§ **Dataset rows**:
● ● ● ●

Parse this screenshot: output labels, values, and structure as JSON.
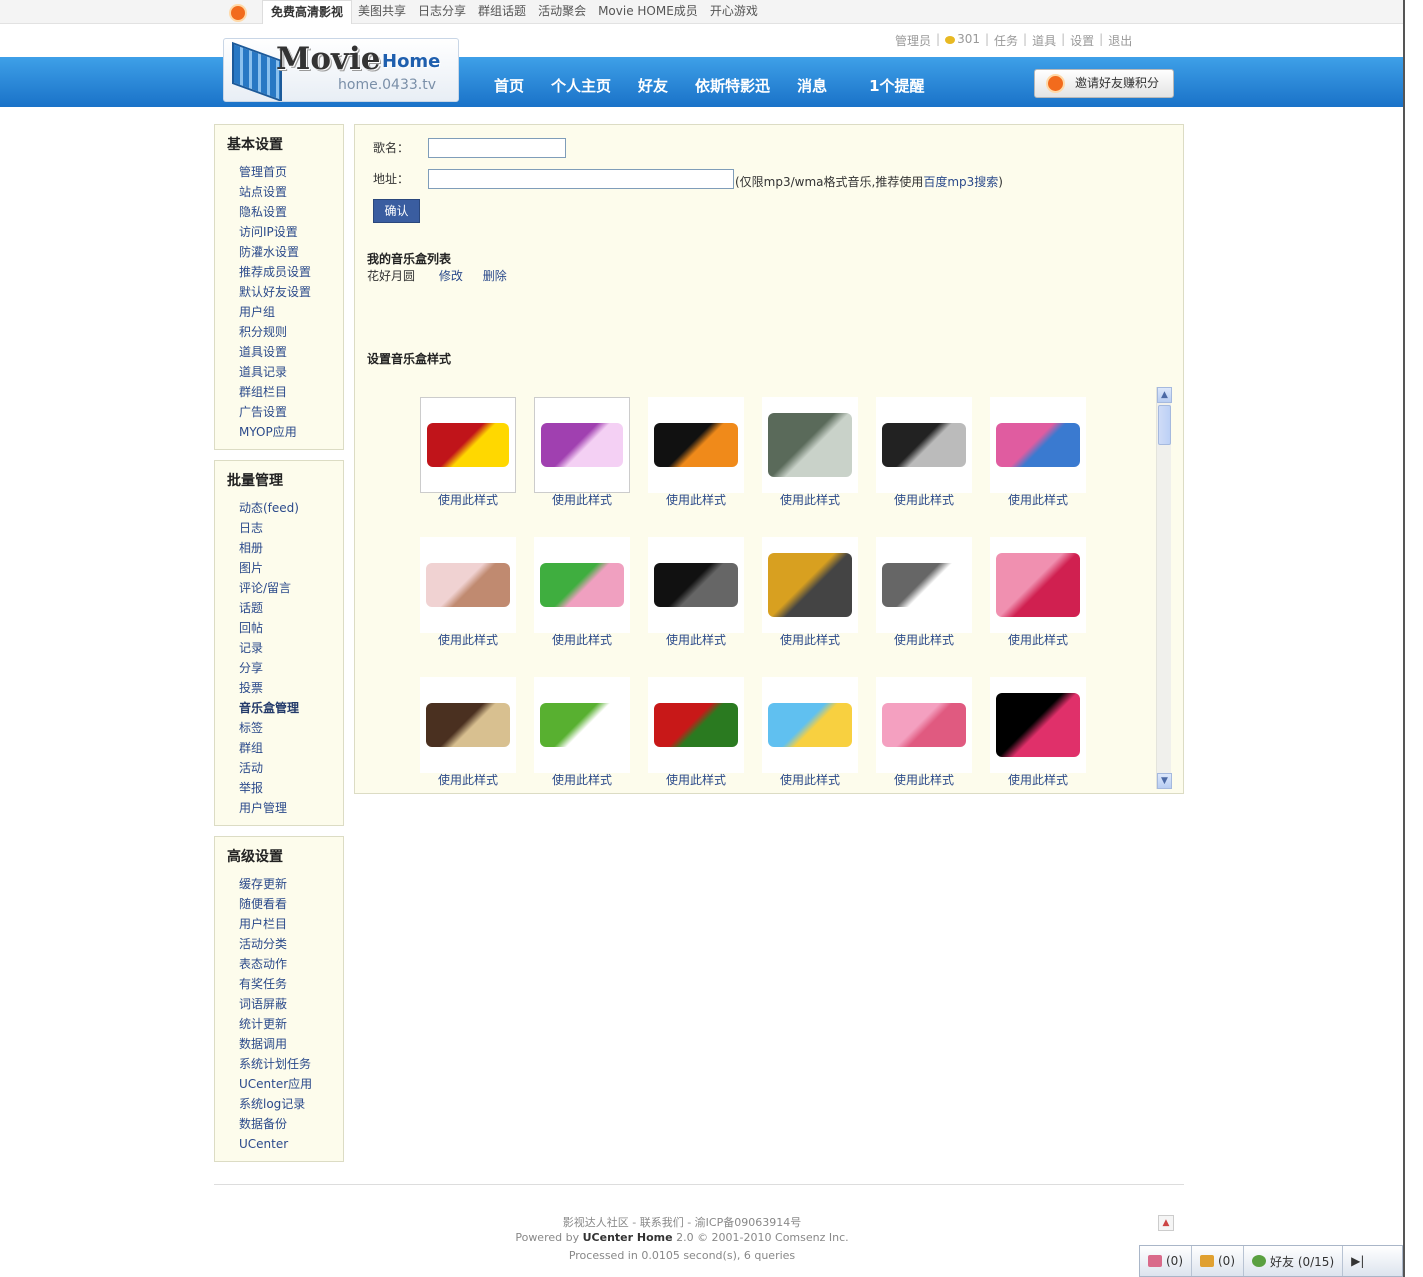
{
  "topbar": {
    "tabs": [
      "免费高清影视",
      "美图共享",
      "日志分享",
      "群组话题",
      "活动聚会",
      "Movie HOME成员",
      "开心游戏"
    ]
  },
  "userlinks": {
    "admin": "管理员",
    "credits": "301",
    "task": "任务",
    "props": "道具",
    "settings": "设置",
    "logout": "退出"
  },
  "logo": {
    "movie": "Movie",
    "home": "Home",
    "domain": "home.0433.tv"
  },
  "mainnav": [
    "首页",
    "个人主页",
    "好友",
    "依斯特影迅",
    "消息"
  ],
  "reminder": "1个提醒",
  "invite_label": "邀请好友赚积分",
  "sidebar": [
    {
      "title": "基本设置",
      "items": [
        "管理首页",
        "站点设置",
        "隐私设置",
        "访问IP设置",
        "防灌水设置",
        "推荐成员设置",
        "默认好友设置",
        "用户组",
        "积分规则",
        "道具设置",
        "道具记录",
        "群组栏目",
        "广告设置",
        "MYOP应用"
      ]
    },
    {
      "title": "批量管理",
      "items": [
        "动态(feed)",
        "日志",
        "相册",
        "图片",
        "评论/留言",
        "话题",
        "回帖",
        "记录",
        "分享",
        "投票",
        "音乐盒管理",
        "标签",
        "群组",
        "活动",
        "举报",
        "用户管理"
      ],
      "active": "音乐盒管理"
    },
    {
      "title": "高级设置",
      "items": [
        "缓存更新",
        "随便看看",
        "用户栏目",
        "活动分类",
        "表态动作",
        "有奖任务",
        "词语屏蔽",
        "统计更新",
        "数据调用",
        "系统计划任务",
        "UCenter应用",
        "系统log记录",
        "数据备份",
        "UCenter"
      ]
    }
  ],
  "form": {
    "song_label": "歌名：",
    "song_value": "",
    "url_label": "地址：",
    "url_value": "",
    "hint_prefix": "(仅限mp3/wma格式音乐,推荐使用",
    "hint_link": "百度mp3搜索",
    "hint_suffix": ")",
    "submit": "确认"
  },
  "musicbox": {
    "list_title": "我的音乐盒列表",
    "songs": [
      {
        "name": "花好月圆",
        "edit": "修改",
        "delete": "删除"
      }
    ]
  },
  "styles": {
    "title": "设置音乐盒样式",
    "use_label": "使用此样式",
    "items": [
      {
        "colors": [
          "#c0141a",
          "#ffd800"
        ]
      },
      {
        "colors": [
          "#a040b0",
          "#f4d0f4"
        ]
      },
      {
        "colors": [
          "#111111",
          "#f08a1a"
        ]
      },
      {
        "colors": [
          "#5a6a5a",
          "#c9d2c9"
        ]
      },
      {
        "colors": [
          "#222222",
          "#bbbbbb"
        ]
      },
      {
        "colors": [
          "#e05ca0",
          "#3a7ad0"
        ]
      },
      {
        "colors": [
          "#f0d2d2",
          "#c08a70"
        ]
      },
      {
        "colors": [
          "#3fae3f",
          "#f0a0c0"
        ]
      },
      {
        "colors": [
          "#111111",
          "#666666"
        ]
      },
      {
        "colors": [
          "#d8a020",
          "#444444"
        ]
      },
      {
        "colors": [
          "#666666",
          "#ffffff"
        ]
      },
      {
        "colors": [
          "#f090b0",
          "#d02050"
        ]
      },
      {
        "colors": [
          "#4a3020",
          "#d8c090"
        ]
      },
      {
        "colors": [
          "#58b030",
          "#ffffff"
        ]
      },
      {
        "colors": [
          "#c81818",
          "#2a7a20"
        ]
      },
      {
        "colors": [
          "#60c0f0",
          "#f8d040"
        ]
      },
      {
        "colors": [
          "#f4a0c0",
          "#e05a80"
        ]
      },
      {
        "colors": [
          "#000000",
          "#e0306a"
        ]
      }
    ]
  },
  "footer": {
    "links": "影视达人社区 - 联系我们 - 渝ICP备09063914号",
    "powered_prefix": "Powered by ",
    "powered_name": "UCenter Home",
    "powered_suffix": " 2.0 © 2001-2010 Comsenz Inc.",
    "processed": "Processed in 0.0105 second(s), 6 queries"
  },
  "dock": {
    "msg": "(0)",
    "group": "(0)",
    "friends": "好友 (0/15)"
  }
}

● ● ● ●

§ **Direction**: Pictures in the records must not appear in the copy; transcribe everything else precisely.

§ **Complete response**:
Parse this screenshot: output labels, values, and structure as JSON.
{
  "topbar": {
    "tabs": [
      "免费高清影视",
      "美图共享",
      "日志分享",
      "群组话题",
      "活动聚会",
      "Movie HOME成员",
      "开心游戏"
    ]
  },
  "userlinks": {
    "admin": "管理员",
    "credits": "301",
    "task": "任务",
    "props": "道具",
    "settings": "设置",
    "logout": "退出"
  },
  "logo": {
    "movie": "Movie",
    "home": "Home",
    "domain": "home.0433.tv"
  },
  "mainnav": [
    "首页",
    "个人主页",
    "好友",
    "依斯特影迅",
    "消息"
  ],
  "reminder": "1个提醒",
  "invite_label": "邀请好友赚积分",
  "sidebar": [
    {
      "title": "基本设置",
      "items": [
        "管理首页",
        "站点设置",
        "隐私设置",
        "访问IP设置",
        "防灌水设置",
        "推荐成员设置",
        "默认好友设置",
        "用户组",
        "积分规则",
        "道具设置",
        "道具记录",
        "群组栏目",
        "广告设置",
        "MYOP应用"
      ]
    },
    {
      "title": "批量管理",
      "items": [
        "动态(feed)",
        "日志",
        "相册",
        "图片",
        "评论/留言",
        "话题",
        "回帖",
        "记录",
        "分享",
        "投票",
        "音乐盒管理",
        "标签",
        "群组",
        "活动",
        "举报",
        "用户管理"
      ],
      "active": "音乐盒管理"
    },
    {
      "title": "高级设置",
      "items": [
        "缓存更新",
        "随便看看",
        "用户栏目",
        "活动分类",
        "表态动作",
        "有奖任务",
        "词语屏蔽",
        "统计更新",
        "数据调用",
        "系统计划任务",
        "UCenter应用",
        "系统log记录",
        "数据备份",
        "UCenter"
      ]
    }
  ],
  "form": {
    "song_label": "歌名：",
    "song_value": "",
    "url_label": "地址：",
    "url_value": "",
    "hint_prefix": "(仅限mp3/wma格式音乐,推荐使用",
    "hint_link": "百度mp3搜索",
    "hint_suffix": ")",
    "submit": "确认"
  },
  "musicbox": {
    "list_title": "我的音乐盒列表",
    "songs": [
      {
        "name": "花好月圆",
        "edit": "修改",
        "delete": "删除"
      }
    ]
  },
  "styles": {
    "title": "设置音乐盒样式",
    "use_label": "使用此样式",
    "items": [
      {
        "colors": [
          "#c0141a",
          "#ffd800"
        ]
      },
      {
        "colors": [
          "#a040b0",
          "#f4d0f4"
        ]
      },
      {
        "colors": [
          "#111111",
          "#f08a1a"
        ]
      },
      {
        "colors": [
          "#5a6a5a",
          "#c9d2c9"
        ]
      },
      {
        "colors": [
          "#222222",
          "#bbbbbb"
        ]
      },
      {
        "colors": [
          "#e05ca0",
          "#3a7ad0"
        ]
      },
      {
        "colors": [
          "#f0d2d2",
          "#c08a70"
        ]
      },
      {
        "colors": [
          "#3fae3f",
          "#f0a0c0"
        ]
      },
      {
        "colors": [
          "#111111",
          "#666666"
        ]
      },
      {
        "colors": [
          "#d8a020",
          "#444444"
        ]
      },
      {
        "colors": [
          "#666666",
          "#ffffff"
        ]
      },
      {
        "colors": [
          "#f090b0",
          "#d02050"
        ]
      },
      {
        "colors": [
          "#4a3020",
          "#d8c090"
        ]
      },
      {
        "colors": [
          "#58b030",
          "#ffffff"
        ]
      },
      {
        "colors": [
          "#c81818",
          "#2a7a20"
        ]
      },
      {
        "colors": [
          "#60c0f0",
          "#f8d040"
        ]
      },
      {
        "colors": [
          "#f4a0c0",
          "#e05a80"
        ]
      },
      {
        "colors": [
          "#000000",
          "#e0306a"
        ]
      }
    ]
  },
  "footer": {
    "links": "影视达人社区 - 联系我们 - 渝ICP备09063914号",
    "powered_prefix": "Powered by ",
    "powered_name": "UCenter Home",
    "powered_suffix": " 2.0 © 2001-2010 Comsenz Inc.",
    "processed": "Processed in 0.0105 second(s), 6 queries"
  },
  "dock": {
    "msg": "(0)",
    "group": "(0)",
    "friends": "好友 (0/15)"
  }
}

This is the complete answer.